What you have to do: Go through the listing and pick out each line with the word "对的使用万用表" in it.

Excerpted data:

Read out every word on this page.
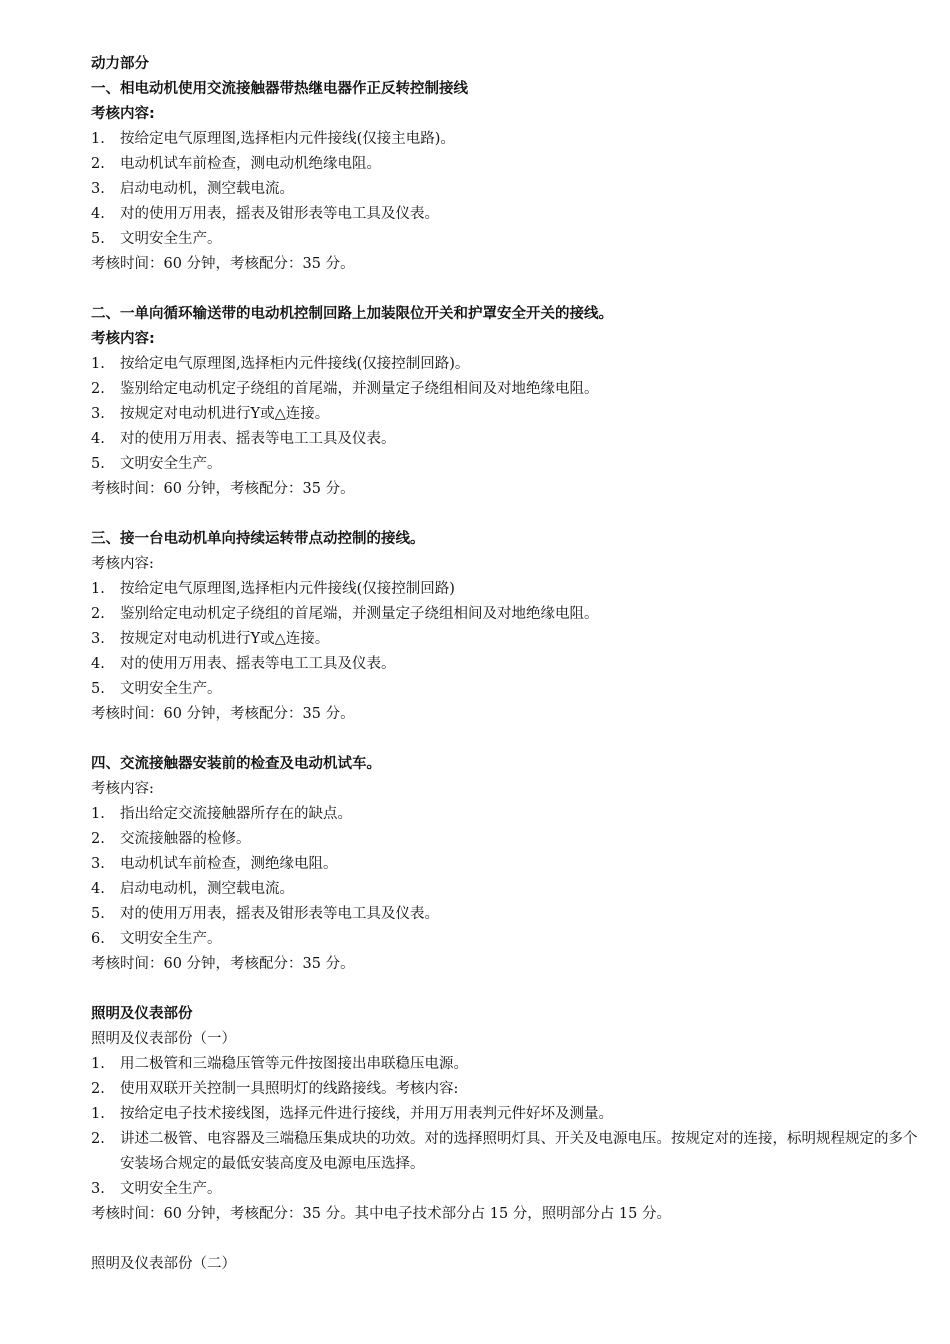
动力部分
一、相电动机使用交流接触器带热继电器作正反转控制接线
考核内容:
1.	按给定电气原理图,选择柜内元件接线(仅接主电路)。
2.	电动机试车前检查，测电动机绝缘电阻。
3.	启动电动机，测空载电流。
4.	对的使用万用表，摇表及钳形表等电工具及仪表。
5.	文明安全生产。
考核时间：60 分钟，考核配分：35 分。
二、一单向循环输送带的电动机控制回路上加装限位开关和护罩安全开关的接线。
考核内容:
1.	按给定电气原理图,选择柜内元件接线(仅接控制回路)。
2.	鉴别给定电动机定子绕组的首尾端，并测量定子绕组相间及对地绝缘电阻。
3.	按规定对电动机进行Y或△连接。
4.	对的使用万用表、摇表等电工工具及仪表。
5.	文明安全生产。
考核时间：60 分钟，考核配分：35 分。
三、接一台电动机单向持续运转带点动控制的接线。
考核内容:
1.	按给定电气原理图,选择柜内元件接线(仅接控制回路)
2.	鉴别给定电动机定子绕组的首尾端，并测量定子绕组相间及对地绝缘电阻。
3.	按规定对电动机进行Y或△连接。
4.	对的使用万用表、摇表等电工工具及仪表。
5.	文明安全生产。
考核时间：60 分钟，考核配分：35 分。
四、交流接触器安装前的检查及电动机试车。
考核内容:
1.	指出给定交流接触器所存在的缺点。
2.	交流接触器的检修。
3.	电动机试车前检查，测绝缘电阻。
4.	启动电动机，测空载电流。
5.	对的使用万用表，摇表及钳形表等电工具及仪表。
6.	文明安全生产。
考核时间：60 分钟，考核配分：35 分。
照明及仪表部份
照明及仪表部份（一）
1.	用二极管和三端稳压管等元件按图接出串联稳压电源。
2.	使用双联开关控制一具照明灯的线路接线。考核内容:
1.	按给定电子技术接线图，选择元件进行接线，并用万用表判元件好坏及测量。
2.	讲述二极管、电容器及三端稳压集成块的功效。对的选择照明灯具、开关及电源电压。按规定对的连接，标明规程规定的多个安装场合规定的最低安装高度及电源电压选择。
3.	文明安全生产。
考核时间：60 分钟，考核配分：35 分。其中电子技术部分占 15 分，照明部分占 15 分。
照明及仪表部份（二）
...
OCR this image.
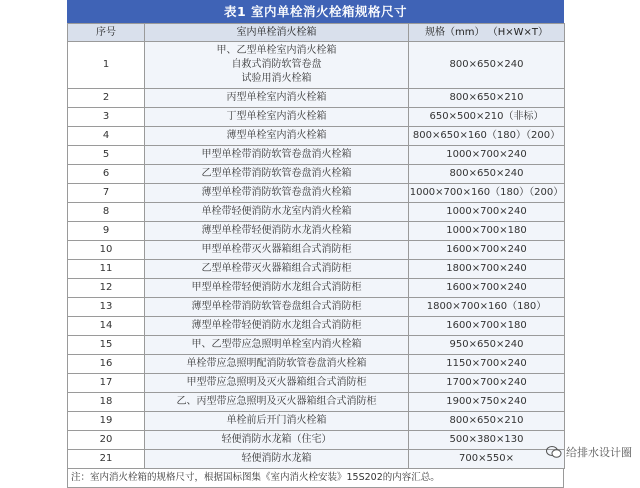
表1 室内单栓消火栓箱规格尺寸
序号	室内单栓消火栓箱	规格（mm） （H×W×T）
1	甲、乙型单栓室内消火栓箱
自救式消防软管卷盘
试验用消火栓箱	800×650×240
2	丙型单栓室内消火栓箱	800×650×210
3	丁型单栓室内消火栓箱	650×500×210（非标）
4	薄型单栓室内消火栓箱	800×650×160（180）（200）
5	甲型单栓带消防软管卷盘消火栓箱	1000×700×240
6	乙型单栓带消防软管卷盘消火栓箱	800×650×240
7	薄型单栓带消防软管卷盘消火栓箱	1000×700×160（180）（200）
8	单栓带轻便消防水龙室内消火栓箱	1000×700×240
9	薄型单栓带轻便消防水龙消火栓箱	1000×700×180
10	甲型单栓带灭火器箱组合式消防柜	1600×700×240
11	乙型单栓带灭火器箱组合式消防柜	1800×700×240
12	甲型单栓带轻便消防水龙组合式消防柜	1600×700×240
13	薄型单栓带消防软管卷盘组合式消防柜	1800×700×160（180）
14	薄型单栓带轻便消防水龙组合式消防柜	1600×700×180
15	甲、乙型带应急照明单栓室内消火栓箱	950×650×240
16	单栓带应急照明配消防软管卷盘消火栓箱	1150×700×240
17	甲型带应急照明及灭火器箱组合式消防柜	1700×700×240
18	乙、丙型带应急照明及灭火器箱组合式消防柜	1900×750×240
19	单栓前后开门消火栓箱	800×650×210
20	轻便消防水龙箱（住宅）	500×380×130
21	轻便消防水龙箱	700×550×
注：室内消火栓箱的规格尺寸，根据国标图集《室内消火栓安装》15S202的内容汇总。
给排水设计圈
* * *
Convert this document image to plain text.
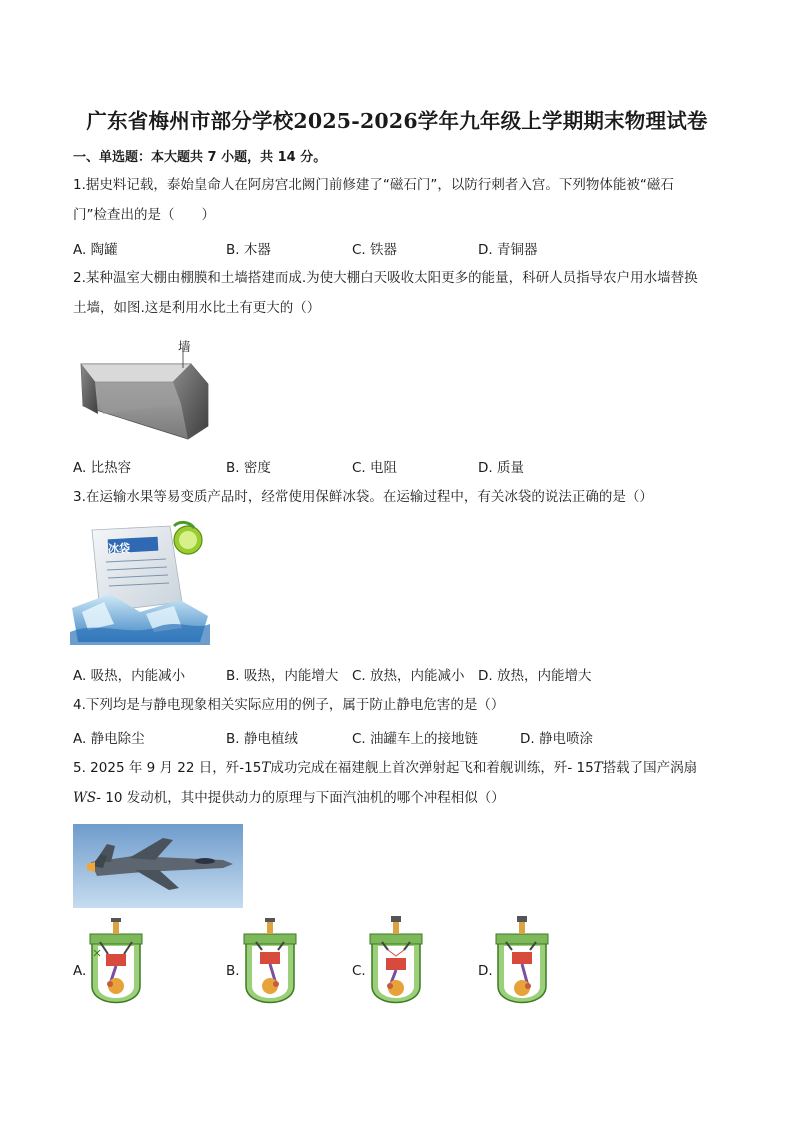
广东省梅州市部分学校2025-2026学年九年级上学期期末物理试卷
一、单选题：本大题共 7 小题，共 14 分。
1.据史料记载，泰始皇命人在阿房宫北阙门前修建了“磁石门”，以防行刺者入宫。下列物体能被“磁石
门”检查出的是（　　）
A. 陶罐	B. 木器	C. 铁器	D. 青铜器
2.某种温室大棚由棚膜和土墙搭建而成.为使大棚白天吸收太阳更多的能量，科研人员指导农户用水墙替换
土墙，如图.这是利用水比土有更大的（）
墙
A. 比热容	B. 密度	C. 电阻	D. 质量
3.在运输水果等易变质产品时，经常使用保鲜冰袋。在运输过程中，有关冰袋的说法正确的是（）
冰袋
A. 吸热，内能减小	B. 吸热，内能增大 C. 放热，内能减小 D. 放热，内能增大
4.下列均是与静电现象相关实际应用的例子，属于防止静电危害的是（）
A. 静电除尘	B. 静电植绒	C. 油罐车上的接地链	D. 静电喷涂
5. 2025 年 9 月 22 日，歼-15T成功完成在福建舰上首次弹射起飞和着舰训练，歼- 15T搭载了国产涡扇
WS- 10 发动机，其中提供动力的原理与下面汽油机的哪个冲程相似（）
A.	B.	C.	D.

Written solution:
4.	对的使用万用表，摇表及钳形表等电工具及仪表。
4.	对的使用万用表、摇表等电工工具及仪表。
4.	对的使用万用表、摇表等电工工具及仪表。
5.	对的使用万用表，摇表及钳形表等电工具及仪表。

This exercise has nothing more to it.